Without the pictures, can you quote each line below exactly?

Start of PROVIDED RECORDS

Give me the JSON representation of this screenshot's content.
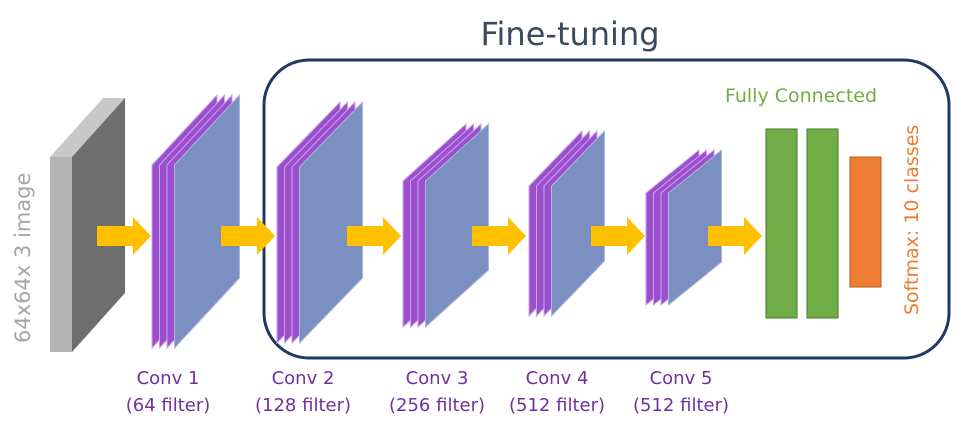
{
  "title": "Fine-tuning",
  "input_label": "64x64x 3 image",
  "fc_label": "Fully Connected",
  "softmax_label": "Softmax: 10 classes",
  "conv_layers": [
    {
      "name": "Conv 1",
      "filters": "(64 filter)"
    },
    {
      "name": "Conv 2",
      "filters": "(128 filter)"
    },
    {
      "name": "Conv 3",
      "filters": "(256 filter)"
    },
    {
      "name": "Conv 4",
      "filters": "(512 filter)"
    },
    {
      "name": "Conv 5",
      "filters": "(512 filter)"
    }
  ],
  "colors": {
    "title": "#3a4a5e",
    "frame": "#1f3864",
    "conv_label": "#7030a0",
    "fc": "#70ad47",
    "softmax": "#ed7d31",
    "arrow": "#ffc000",
    "input_label": "#a6a6a6",
    "feature_map_face": "#7b8fc0",
    "feature_map_back": "#9b4fcf"
  }
}
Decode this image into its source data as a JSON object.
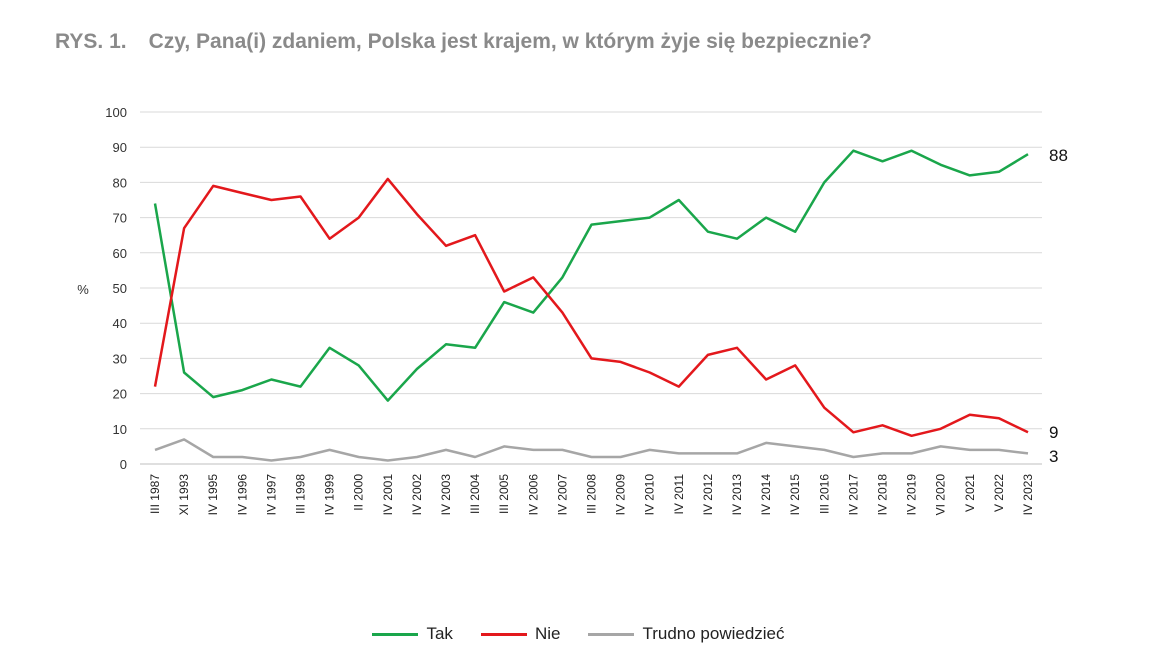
{
  "title": {
    "prefix": "RYS. 1.",
    "text": "Czy, Pana(i) zdaniem, Polska jest krajem, w którym żyje się bezpiecznie?"
  },
  "chart_data": {
    "type": "line",
    "title": "Czy, Pana(i) zdaniem, Polska jest krajem, w którym żyje się bezpiecznie?",
    "ylabel": "%",
    "ylim": [
      0,
      100
    ],
    "yticks": [
      0,
      10,
      20,
      30,
      40,
      50,
      60,
      70,
      80,
      90,
      100
    ],
    "grid": true,
    "legend": "bottom",
    "categories": [
      "III 1987",
      "XI 1993",
      "IV 1995",
      "IV 1996",
      "IV 1997",
      "III 1998",
      "IV 1999",
      "II 2000",
      "IV 2001",
      "IV 2002",
      "IV 2003",
      "III 2004",
      "III 2005",
      "IV 2006",
      "IV 2007",
      "III 2008",
      "IV 2009",
      "IV 2010",
      "IV 2011",
      "IV 2012",
      "IV 2013",
      "IV 2014",
      "IV 2015",
      "III 2016",
      "IV 2017",
      "IV 2018",
      "IV 2019",
      "VI 2020",
      "V 2021",
      "V 2022",
      "IV 2023"
    ],
    "series": [
      {
        "name": "Tak",
        "color": "#1aa64b",
        "values": [
          74,
          26,
          19,
          21,
          24,
          22,
          33,
          28,
          18,
          27,
          34,
          33,
          46,
          43,
          53,
          68,
          69,
          70,
          75,
          66,
          64,
          70,
          66,
          80,
          89,
          86,
          89,
          85,
          82,
          83,
          88
        ],
        "end_label": "88"
      },
      {
        "name": "Nie",
        "color": "#e3181c",
        "values": [
          22,
          67,
          79,
          77,
          75,
          76,
          64,
          70,
          81,
          71,
          62,
          65,
          49,
          53,
          43,
          30,
          29,
          26,
          22,
          31,
          33,
          24,
          28,
          16,
          9,
          11,
          8,
          10,
          14,
          13,
          9
        ],
        "end_label": "9"
      },
      {
        "name": "Trudno powiedzieć",
        "color": "#a6a6a6",
        "values": [
          4,
          7,
          2,
          2,
          1,
          2,
          4,
          2,
          1,
          2,
          4,
          2,
          5,
          4,
          4,
          2,
          2,
          4,
          3,
          3,
          3,
          6,
          5,
          4,
          2,
          3,
          3,
          5,
          4,
          4,
          3
        ],
        "end_label": "3"
      }
    ]
  }
}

End of PROVIDED RECORDS

ANSWER TO THE EXERCISE:
Give me the JSON representation of this screenshot's content.
{
  "title": "Fine-tuning",
  "input_label": "64x64x 3 image",
  "fc_label": "Fully Connected",
  "softmax_label": "Softmax: 10 classes",
  "conv_layers": [
    {
      "name": "Conv 1",
      "filters": "(64 filter)"
    },
    {
      "name": "Conv 2",
      "filters": "(128 filter)"
    },
    {
      "name": "Conv 3",
      "filters": "(256 filter)"
    },
    {
      "name": "Conv 4",
      "filters": "(512 filter)"
    },
    {
      "name": "Conv 5",
      "filters": "(512 filter)"
    }
  ],
  "colors": {
    "title": "#3a4a5e",
    "frame": "#1f3864",
    "conv_label": "#7030a0",
    "fc": "#70ad47",
    "softmax": "#ed7d31",
    "arrow": "#ffc000",
    "input_label": "#a6a6a6",
    "feature_map_face": "#7b8fc0",
    "feature_map_back": "#9b4fcf"
  }
}
Decode this image into its source data as a JSON object.
{
  "title": {
    "prefix": "RYS. 1.",
    "text": "Czy, Pana(i) zdaniem, Polska jest krajem, w którym żyje się bezpiecznie?"
  },
  "chart_data": {
    "type": "line",
    "title": "Czy, Pana(i) zdaniem, Polska jest krajem, w którym żyje się bezpiecznie?",
    "ylabel": "%",
    "ylim": [
      0,
      100
    ],
    "yticks": [
      0,
      10,
      20,
      30,
      40,
      50,
      60,
      70,
      80,
      90,
      100
    ],
    "grid": true,
    "legend": "bottom",
    "categories": [
      "III 1987",
      "XI 1993",
      "IV 1995",
      "IV 1996",
      "IV 1997",
      "III 1998",
      "IV 1999",
      "II 2000",
      "IV 2001",
      "IV 2002",
      "IV 2003",
      "III 2004",
      "III 2005",
      "IV 2006",
      "IV 2007",
      "III 2008",
      "IV 2009",
      "IV 2010",
      "IV 2011",
      "IV 2012",
      "IV 2013",
      "IV 2014",
      "IV 2015",
      "III 2016",
      "IV 2017",
      "IV 2018",
      "IV 2019",
      "VI 2020",
      "V 2021",
      "V 2022",
      "IV 2023"
    ],
    "series": [
      {
        "name": "Tak",
        "color": "#1aa64b",
        "values": [
          74,
          26,
          19,
          21,
          24,
          22,
          33,
          28,
          18,
          27,
          34,
          33,
          46,
          43,
          53,
          68,
          69,
          70,
          75,
          66,
          64,
          70,
          66,
          80,
          89,
          86,
          89,
          85,
          82,
          83,
          88
        ],
        "end_label": "88"
      },
      {
        "name": "Nie",
        "color": "#e3181c",
        "values": [
          22,
          67,
          79,
          77,
          75,
          76,
          64,
          70,
          81,
          71,
          62,
          65,
          49,
          53,
          43,
          30,
          29,
          26,
          22,
          31,
          33,
          24,
          28,
          16,
          9,
          11,
          8,
          10,
          14,
          13,
          9
        ],
        "end_label": "9"
      },
      {
        "name": "Trudno powiedzieć",
        "color": "#a6a6a6",
        "values": [
          4,
          7,
          2,
          2,
          1,
          2,
          4,
          2,
          1,
          2,
          4,
          2,
          5,
          4,
          4,
          2,
          2,
          4,
          3,
          3,
          3,
          6,
          5,
          4,
          2,
          3,
          3,
          5,
          4,
          4,
          3
        ],
        "end_label": "3"
      }
    ]
  }
}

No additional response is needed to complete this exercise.